## Records for processing
** Start **

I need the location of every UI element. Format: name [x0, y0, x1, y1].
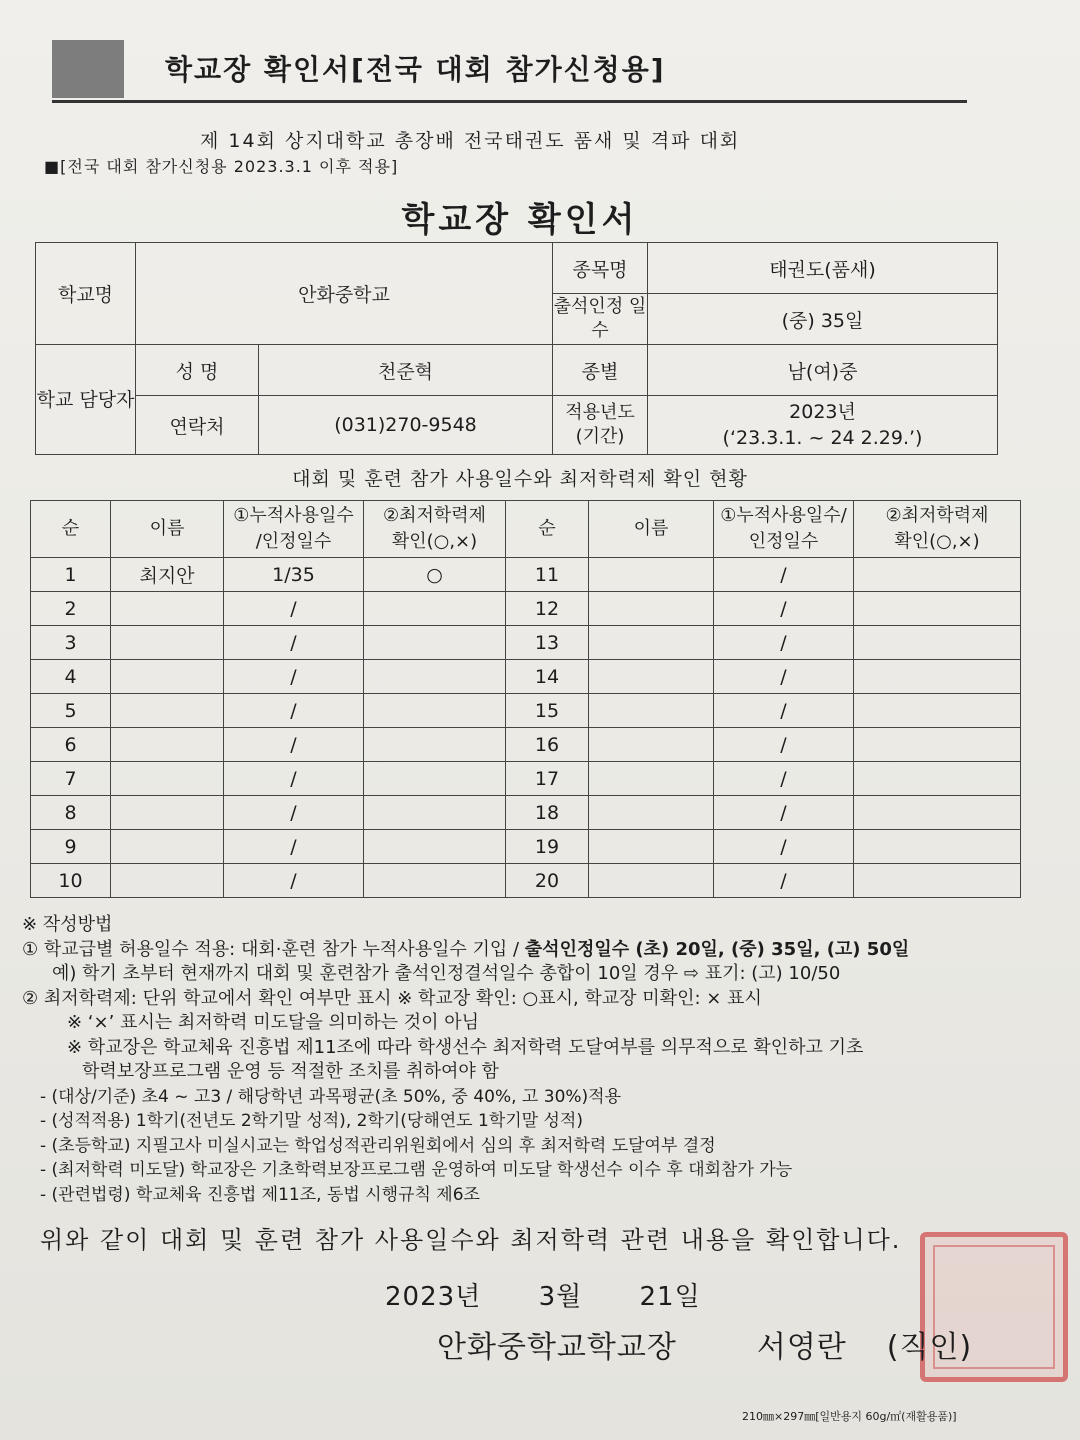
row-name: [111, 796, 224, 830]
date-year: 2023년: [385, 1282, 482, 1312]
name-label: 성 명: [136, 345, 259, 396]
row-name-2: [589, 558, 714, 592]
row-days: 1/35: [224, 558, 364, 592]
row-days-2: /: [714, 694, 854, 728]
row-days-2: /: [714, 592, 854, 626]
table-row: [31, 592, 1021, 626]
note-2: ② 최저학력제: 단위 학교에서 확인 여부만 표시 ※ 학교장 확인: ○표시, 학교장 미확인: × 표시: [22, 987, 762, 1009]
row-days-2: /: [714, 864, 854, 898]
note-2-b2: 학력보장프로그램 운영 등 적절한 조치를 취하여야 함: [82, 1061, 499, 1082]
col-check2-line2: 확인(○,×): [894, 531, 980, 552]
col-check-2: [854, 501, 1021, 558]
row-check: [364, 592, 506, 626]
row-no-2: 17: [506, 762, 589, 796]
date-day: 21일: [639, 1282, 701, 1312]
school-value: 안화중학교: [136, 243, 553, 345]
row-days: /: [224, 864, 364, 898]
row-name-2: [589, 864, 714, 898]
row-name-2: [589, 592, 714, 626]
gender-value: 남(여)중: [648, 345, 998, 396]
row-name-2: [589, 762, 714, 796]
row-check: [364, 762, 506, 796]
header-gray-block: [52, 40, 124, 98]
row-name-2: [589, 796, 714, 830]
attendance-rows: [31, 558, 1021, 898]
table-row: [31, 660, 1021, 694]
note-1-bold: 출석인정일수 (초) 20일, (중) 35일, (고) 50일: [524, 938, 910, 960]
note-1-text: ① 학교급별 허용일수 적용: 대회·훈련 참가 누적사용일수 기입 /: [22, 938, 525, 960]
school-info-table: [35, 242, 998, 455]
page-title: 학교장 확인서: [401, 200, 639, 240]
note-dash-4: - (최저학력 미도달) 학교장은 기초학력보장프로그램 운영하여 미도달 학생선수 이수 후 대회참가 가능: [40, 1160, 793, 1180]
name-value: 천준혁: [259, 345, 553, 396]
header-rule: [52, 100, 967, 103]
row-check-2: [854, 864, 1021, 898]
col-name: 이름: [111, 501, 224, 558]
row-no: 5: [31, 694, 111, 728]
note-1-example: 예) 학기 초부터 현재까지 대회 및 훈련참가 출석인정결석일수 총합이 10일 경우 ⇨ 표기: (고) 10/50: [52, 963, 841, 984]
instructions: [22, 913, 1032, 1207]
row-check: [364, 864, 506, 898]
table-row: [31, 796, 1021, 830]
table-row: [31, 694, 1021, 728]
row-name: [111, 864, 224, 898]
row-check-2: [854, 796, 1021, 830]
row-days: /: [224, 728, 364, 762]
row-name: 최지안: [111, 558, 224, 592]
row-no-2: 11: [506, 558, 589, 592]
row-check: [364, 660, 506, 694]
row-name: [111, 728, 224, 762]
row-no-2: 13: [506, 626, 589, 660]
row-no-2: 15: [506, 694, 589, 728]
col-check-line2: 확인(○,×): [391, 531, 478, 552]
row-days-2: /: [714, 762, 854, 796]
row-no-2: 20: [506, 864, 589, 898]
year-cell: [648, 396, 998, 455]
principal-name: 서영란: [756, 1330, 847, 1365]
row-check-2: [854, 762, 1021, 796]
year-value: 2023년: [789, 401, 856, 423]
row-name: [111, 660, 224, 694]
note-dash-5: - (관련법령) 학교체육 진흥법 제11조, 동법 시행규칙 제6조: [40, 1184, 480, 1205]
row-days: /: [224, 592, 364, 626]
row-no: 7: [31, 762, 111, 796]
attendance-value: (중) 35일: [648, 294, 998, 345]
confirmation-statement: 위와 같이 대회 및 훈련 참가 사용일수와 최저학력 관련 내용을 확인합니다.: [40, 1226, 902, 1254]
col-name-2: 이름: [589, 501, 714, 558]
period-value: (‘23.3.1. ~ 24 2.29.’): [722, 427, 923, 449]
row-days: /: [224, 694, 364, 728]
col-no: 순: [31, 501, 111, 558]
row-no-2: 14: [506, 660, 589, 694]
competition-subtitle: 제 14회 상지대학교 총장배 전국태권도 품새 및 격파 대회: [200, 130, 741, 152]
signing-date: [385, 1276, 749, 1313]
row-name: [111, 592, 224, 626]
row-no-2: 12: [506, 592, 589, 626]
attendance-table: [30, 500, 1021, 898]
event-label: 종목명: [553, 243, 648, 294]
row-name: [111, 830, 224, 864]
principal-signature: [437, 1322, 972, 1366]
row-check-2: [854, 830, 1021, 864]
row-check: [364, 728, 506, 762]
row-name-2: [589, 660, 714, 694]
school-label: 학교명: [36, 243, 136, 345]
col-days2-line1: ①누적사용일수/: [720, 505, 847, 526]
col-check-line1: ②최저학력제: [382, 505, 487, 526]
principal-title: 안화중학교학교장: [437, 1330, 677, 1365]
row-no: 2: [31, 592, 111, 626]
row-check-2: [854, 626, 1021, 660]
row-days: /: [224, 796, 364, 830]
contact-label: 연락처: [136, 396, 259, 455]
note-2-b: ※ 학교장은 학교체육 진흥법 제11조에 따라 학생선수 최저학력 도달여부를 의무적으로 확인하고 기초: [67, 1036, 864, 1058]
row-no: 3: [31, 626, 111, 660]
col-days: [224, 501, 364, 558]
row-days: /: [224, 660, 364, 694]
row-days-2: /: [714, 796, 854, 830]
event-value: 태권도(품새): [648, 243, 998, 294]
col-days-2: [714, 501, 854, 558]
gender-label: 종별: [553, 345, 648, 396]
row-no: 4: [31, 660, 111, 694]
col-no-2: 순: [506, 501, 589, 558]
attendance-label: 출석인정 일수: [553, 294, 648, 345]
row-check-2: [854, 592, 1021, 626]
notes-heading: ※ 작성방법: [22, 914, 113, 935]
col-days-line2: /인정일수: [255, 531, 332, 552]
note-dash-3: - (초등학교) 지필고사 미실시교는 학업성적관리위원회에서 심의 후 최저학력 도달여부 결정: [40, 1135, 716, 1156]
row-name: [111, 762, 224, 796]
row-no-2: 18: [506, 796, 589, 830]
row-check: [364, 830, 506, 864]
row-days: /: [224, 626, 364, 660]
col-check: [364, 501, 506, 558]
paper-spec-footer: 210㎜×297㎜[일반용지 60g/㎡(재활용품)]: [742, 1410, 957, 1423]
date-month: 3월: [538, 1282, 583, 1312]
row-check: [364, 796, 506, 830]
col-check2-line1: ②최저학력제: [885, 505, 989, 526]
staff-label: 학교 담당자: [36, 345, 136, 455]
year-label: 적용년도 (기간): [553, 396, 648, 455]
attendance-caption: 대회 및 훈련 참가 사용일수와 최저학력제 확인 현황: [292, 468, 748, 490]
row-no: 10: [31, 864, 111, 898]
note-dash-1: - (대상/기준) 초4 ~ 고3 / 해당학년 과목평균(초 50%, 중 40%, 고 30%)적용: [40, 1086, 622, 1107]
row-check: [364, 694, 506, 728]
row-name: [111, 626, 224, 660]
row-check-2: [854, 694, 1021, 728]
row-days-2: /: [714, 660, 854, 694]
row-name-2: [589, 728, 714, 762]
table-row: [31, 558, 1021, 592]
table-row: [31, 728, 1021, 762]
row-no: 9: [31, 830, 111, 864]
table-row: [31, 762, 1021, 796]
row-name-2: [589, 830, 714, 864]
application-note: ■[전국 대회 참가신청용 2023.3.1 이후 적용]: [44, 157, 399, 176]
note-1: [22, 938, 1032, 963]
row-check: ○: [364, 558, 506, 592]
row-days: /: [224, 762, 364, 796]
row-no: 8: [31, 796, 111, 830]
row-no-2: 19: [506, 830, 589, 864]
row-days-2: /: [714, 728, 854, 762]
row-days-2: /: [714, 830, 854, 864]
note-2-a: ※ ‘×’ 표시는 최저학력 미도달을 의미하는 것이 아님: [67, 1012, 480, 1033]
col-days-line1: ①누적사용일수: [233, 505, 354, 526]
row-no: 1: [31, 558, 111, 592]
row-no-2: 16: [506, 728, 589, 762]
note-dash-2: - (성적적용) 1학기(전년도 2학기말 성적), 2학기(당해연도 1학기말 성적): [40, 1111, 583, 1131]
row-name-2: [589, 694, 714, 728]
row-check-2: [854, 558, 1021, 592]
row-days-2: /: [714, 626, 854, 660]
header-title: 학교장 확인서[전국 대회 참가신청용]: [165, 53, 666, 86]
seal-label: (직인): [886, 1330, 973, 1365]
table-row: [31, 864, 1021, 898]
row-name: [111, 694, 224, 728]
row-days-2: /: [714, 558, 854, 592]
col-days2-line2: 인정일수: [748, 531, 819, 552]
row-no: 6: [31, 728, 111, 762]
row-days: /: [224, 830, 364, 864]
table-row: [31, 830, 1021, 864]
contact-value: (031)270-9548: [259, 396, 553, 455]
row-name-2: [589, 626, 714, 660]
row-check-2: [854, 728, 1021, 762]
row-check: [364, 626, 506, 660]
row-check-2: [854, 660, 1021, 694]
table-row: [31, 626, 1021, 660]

** End **

## Problem
Could you quote, unchanged, every row above from the one containing "row-name: [111, 796, 224, 830]" down to the one containing "row-check: [364, 660, 506, 694]", including both of those?

## Exercise solution
row-name: [111, 796, 224, 830]
date-year: 2023년: [385, 1282, 482, 1312]
name-label: 성 명: [136, 345, 259, 396]
row-name-2: [589, 558, 714, 592]
row-days: 1/35: [224, 558, 364, 592]
row-days-2: /: [714, 694, 854, 728]
row-days-2: /: [714, 592, 854, 626]
table-row: [31, 592, 1021, 626]
note-2: ② 최저학력제: 단위 학교에서 확인 여부만 표시 ※ 학교장 확인: ○표시, 학교장 미확인: × 표시: [22, 987, 762, 1009]
row-days-2: /: [714, 864, 854, 898]
note-2-b2: 학력보장프로그램 운영 등 적절한 조치를 취하여야 함: [82, 1061, 499, 1082]
col-check2-line2: 확인(○,×): [894, 531, 980, 552]
col-check-2: [854, 501, 1021, 558]
row-check: [364, 592, 506, 626]
row-no-2: 17: [506, 762, 589, 796]
date-day: 21일: [639, 1282, 701, 1312]
school-value: 안화중학교: [136, 243, 553, 345]
row-days: /: [224, 864, 364, 898]
row-name-2: [589, 864, 714, 898]
row-name-2: [589, 592, 714, 626]
gender-value: 남(여)중: [648, 345, 998, 396]
row-name-2: [589, 762, 714, 796]
row-check: [364, 762, 506, 796]
header-gray-block: [52, 40, 124, 98]
row-name-2: [589, 796, 714, 830]
attendance-rows: [31, 558, 1021, 898]
table-row: [31, 660, 1021, 694]
note-1-bold: 출석인정일수 (초) 20일, (중) 35일, (고) 50일: [524, 938, 910, 960]
note-1-text: ① 학교급별 허용일수 적용: 대회·훈련 참가 누적사용일수 기입 /: [22, 938, 525, 960]
school-info-table: [35, 242, 998, 455]
page-title: 학교장 확인서: [401, 200, 639, 240]
note-dash-4: - (최저학력 미도달) 학교장은 기초학력보장프로그램 운영하여 미도달 학생선수 이수 후 대회참가 가능: [40, 1160, 793, 1180]
name-value: 천준혁: [259, 345, 553, 396]
header-rule: [52, 100, 967, 103]
row-check-2: [854, 864, 1021, 898]
col-name: 이름: [111, 501, 224, 558]
row-no: 5: [31, 694, 111, 728]
note-1-example: 예) 학기 초부터 현재까지 대회 및 훈련참가 출석인정결석일수 총합이 10일 경우 ⇨ 표기: (고) 10/50: [52, 963, 841, 984]
instructions: [22, 913, 1032, 1207]
row-check: [364, 864, 506, 898]
table-row: [31, 796, 1021, 830]
table-row: [31, 694, 1021, 728]
row-name: [111, 864, 224, 898]
row-check-2: [854, 796, 1021, 830]
row-days: /: [224, 728, 364, 762]
row-name: 최지안: [111, 558, 224, 592]
row-no-2: 11: [506, 558, 589, 592]
row-check: [364, 660, 506, 694]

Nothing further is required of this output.